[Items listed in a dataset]
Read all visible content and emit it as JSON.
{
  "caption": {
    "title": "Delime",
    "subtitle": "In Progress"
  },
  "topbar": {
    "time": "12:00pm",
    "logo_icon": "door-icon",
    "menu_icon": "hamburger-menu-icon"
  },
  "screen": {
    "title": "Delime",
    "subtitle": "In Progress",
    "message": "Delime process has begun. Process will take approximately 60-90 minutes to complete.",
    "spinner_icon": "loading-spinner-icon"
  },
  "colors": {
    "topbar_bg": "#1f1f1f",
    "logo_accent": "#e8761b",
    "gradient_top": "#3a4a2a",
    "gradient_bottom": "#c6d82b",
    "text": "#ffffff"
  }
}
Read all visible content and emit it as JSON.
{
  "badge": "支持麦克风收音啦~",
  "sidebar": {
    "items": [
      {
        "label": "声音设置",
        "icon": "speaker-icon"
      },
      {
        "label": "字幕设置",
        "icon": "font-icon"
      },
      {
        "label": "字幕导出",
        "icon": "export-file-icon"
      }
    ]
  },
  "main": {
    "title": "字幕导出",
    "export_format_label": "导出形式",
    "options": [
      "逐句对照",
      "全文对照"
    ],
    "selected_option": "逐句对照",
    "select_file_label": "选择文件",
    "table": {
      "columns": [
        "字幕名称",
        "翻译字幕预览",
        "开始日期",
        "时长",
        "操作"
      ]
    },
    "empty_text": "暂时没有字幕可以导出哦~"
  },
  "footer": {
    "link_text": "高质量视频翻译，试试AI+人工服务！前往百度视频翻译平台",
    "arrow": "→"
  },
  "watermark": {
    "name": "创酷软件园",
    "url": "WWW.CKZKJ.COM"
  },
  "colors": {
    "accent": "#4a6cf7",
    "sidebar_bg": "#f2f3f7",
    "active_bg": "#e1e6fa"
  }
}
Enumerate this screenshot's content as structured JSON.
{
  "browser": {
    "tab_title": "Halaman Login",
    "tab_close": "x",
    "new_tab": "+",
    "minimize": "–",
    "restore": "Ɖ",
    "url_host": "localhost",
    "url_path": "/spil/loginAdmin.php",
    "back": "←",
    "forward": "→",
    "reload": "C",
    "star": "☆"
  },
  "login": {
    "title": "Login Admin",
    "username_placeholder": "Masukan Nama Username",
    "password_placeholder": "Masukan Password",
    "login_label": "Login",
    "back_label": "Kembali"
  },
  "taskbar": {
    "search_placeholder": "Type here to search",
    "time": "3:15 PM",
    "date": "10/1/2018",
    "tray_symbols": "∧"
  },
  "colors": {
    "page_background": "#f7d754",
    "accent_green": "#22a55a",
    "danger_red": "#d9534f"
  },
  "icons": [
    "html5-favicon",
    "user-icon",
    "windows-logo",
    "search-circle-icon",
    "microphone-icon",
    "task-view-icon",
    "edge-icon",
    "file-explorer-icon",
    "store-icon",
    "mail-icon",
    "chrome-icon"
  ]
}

__Direction__. Output the data above exactly, please, line for line.

__Result of this task__.
Read all visible content and emit it as JSON.
{
  "caption": {
    "title": "Delime",
    "subtitle": "In Progress"
  },
  "topbar": {
    "time": "12:00pm",
    "logo_icon": "door-icon",
    "menu_icon": "hamburger-menu-icon"
  },
  "screen": {
    "title": "Delime",
    "subtitle": "In Progress",
    "message": "Delime process has begun. Process will take approximately 60-90 minutes to complete.",
    "spinner_icon": "loading-spinner-icon"
  },
  "colors": {
    "topbar_bg": "#1f1f1f",
    "logo_accent": "#e8761b",
    "gradient_top": "#3a4a2a",
    "gradient_bottom": "#c6d82b",
    "text": "#ffffff"
  }
}
Read all visible content and emit it as JSON.
{
  "badge": "支持麦克风收音啦~",
  "sidebar": {
    "items": [
      {
        "label": "声音设置",
        "icon": "speaker-icon"
      },
      {
        "label": "字幕设置",
        "icon": "font-icon"
      },
      {
        "label": "字幕导出",
        "icon": "export-file-icon"
      }
    ]
  },
  "main": {
    "title": "字幕导出",
    "export_format_label": "导出形式",
    "options": [
      "逐句对照",
      "全文对照"
    ],
    "selected_option": "逐句对照",
    "select_file_label": "选择文件",
    "table": {
      "columns": [
        "字幕名称",
        "翻译字幕预览",
        "开始日期",
        "时长",
        "操作"
      ]
    },
    "empty_text": "暂时没有字幕可以导出哦~"
  },
  "footer": {
    "link_text": "高质量视频翻译，试试AI+人工服务！前往百度视频翻译平台",
    "arrow": "→"
  },
  "watermark": {
    "name": "创酷软件园",
    "url": "WWW.CKZKJ.COM"
  },
  "colors": {
    "accent": "#4a6cf7",
    "sidebar_bg": "#f2f3f7",
    "active_bg": "#e1e6fa"
  }
}
Enumerate this screenshot's content as structured JSON.
{
  "browser": {
    "tab_title": "Halaman Login",
    "tab_close": "x",
    "new_tab": "+",
    "minimize": "–",
    "restore": "Ɖ",
    "url_host": "localhost",
    "url_path": "/spil/loginAdmin.php",
    "back": "←",
    "forward": "→",
    "reload": "C",
    "star": "☆"
  },
  "login": {
    "title": "Login Admin",
    "username_placeholder": "Masukan Nama Username",
    "password_placeholder": "Masukan Password",
    "login_label": "Login",
    "back_label": "Kembali"
  },
  "taskbar": {
    "search_placeholder": "Type here to search",
    "time": "3:15 PM",
    "date": "10/1/2018",
    "tray_symbols": "∧"
  },
  "colors": {
    "page_background": "#f7d754",
    "accent_green": "#22a55a",
    "danger_red": "#d9534f"
  },
  "icons": [
    "html5-favicon",
    "user-icon",
    "windows-logo",
    "search-circle-icon",
    "microphone-icon",
    "task-view-icon",
    "edge-icon",
    "file-explorer-icon",
    "store-icon",
    "mail-icon",
    "chrome-icon"
  ]
}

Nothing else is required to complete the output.